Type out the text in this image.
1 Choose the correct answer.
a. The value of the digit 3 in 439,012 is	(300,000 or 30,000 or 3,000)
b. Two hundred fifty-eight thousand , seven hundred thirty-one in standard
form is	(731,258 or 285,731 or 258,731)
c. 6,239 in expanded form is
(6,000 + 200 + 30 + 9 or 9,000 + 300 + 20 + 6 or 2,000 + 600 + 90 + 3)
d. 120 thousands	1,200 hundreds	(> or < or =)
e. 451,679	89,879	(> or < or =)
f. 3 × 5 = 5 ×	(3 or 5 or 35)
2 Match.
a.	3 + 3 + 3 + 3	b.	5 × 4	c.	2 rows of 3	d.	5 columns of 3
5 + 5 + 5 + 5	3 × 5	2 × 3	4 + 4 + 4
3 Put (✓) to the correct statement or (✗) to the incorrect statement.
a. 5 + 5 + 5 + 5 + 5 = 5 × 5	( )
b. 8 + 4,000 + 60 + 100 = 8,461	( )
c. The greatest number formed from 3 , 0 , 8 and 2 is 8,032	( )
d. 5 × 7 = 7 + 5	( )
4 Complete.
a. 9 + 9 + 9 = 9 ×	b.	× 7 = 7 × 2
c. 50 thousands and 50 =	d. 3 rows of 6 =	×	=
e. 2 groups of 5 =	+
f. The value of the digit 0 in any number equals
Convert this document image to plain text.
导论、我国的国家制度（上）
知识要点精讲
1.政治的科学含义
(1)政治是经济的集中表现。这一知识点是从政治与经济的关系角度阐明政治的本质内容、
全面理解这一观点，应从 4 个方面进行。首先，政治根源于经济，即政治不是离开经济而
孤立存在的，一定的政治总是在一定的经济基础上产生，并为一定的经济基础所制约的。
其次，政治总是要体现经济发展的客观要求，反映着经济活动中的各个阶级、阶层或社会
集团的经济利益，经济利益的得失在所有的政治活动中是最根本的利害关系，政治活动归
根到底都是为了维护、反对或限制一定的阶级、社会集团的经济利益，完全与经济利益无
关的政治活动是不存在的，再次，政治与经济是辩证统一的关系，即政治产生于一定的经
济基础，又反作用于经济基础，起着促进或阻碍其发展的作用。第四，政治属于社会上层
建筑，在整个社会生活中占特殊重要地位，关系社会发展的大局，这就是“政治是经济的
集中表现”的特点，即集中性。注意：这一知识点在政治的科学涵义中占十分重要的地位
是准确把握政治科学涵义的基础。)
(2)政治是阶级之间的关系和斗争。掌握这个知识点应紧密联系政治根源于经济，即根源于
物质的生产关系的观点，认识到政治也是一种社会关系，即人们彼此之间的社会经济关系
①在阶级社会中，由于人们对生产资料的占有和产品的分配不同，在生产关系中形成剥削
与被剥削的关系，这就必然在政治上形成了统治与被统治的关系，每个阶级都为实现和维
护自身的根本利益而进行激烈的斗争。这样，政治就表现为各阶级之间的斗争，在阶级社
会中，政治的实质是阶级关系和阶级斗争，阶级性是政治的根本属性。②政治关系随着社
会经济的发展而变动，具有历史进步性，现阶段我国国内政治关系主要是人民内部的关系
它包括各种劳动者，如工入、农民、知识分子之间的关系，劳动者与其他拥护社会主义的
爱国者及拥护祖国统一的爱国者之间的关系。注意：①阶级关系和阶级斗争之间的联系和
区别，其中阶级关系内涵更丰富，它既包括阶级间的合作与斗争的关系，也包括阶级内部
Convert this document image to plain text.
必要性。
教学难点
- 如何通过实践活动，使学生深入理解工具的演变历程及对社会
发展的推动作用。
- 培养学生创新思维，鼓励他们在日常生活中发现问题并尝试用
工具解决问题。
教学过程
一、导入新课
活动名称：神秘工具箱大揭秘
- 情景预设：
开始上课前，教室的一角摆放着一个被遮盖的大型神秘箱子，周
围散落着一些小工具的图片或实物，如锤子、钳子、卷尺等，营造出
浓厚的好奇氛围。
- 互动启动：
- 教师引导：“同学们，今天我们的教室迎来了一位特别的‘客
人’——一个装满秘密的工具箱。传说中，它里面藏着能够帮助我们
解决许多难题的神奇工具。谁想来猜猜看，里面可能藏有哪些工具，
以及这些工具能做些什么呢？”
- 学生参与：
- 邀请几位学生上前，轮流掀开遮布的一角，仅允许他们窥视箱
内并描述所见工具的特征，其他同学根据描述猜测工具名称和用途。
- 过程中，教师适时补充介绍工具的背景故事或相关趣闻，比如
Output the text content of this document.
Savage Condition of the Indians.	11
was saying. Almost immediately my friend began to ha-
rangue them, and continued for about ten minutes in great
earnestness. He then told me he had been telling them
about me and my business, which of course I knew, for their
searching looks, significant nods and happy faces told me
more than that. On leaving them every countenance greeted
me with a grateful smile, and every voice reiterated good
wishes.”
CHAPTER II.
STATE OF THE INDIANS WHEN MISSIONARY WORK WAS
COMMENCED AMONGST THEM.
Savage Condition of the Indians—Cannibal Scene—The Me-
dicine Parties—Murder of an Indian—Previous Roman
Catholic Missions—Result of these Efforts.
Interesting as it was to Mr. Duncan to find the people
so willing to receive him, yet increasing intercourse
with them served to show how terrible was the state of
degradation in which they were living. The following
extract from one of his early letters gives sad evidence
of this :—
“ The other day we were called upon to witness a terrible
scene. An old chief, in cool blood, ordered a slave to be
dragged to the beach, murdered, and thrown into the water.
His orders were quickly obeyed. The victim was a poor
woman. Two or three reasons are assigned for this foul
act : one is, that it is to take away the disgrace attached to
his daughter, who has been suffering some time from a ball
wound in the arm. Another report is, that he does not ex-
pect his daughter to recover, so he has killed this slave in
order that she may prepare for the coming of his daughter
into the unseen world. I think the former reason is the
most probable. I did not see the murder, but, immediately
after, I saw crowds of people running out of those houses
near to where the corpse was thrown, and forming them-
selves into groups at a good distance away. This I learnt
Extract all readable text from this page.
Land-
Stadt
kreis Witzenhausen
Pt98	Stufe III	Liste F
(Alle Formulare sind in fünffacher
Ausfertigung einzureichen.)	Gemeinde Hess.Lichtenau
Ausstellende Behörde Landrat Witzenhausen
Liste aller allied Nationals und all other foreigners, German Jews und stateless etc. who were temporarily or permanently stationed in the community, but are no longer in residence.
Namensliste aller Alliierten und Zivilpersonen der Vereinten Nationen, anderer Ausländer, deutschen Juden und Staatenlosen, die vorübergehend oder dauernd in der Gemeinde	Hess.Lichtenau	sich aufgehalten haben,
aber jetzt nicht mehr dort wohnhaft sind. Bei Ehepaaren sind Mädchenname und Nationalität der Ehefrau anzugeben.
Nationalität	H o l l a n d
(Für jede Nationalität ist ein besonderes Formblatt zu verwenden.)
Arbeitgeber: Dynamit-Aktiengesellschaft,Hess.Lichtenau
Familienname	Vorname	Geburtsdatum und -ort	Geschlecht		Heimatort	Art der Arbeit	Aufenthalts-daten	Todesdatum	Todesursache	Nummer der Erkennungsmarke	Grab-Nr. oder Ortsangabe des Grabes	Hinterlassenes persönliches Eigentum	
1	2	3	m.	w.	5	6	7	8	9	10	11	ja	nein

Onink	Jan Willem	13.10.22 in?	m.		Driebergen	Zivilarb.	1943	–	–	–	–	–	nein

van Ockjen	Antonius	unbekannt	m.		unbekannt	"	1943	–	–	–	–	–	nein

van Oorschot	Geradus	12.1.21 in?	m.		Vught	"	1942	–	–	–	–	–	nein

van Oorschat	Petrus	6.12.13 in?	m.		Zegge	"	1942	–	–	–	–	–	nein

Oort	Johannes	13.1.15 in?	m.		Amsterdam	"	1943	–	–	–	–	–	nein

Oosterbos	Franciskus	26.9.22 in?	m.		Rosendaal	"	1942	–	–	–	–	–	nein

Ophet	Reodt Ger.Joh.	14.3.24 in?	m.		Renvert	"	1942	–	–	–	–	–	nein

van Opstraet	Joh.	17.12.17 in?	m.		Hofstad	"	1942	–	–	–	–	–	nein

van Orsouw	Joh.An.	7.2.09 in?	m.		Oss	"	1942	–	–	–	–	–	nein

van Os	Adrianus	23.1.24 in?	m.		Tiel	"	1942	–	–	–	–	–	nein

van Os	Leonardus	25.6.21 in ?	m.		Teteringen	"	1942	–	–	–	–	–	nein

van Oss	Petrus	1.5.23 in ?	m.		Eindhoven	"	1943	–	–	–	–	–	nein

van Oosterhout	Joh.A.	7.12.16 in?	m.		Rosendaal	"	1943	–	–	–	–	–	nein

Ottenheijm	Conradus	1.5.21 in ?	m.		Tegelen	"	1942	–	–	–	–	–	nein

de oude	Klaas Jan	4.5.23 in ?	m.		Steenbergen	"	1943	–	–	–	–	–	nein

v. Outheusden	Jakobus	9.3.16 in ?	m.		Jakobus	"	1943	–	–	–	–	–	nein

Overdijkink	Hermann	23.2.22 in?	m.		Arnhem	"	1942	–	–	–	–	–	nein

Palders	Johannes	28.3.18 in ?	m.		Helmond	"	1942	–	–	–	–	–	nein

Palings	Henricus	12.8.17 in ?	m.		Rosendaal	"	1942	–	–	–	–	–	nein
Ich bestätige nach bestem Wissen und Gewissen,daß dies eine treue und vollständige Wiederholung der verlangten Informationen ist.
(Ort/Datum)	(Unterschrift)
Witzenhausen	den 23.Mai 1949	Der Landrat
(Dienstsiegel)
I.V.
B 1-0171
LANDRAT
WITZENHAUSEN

━━━━━━━━━━━━━━━━━━━━━━━━━━━━━━

Gather all lines from the listing above in which "about" occurs.

**EXERCISE RESULT**
rangue them, and continued for about ten minutes in great
about me and my business, which of course I knew, for their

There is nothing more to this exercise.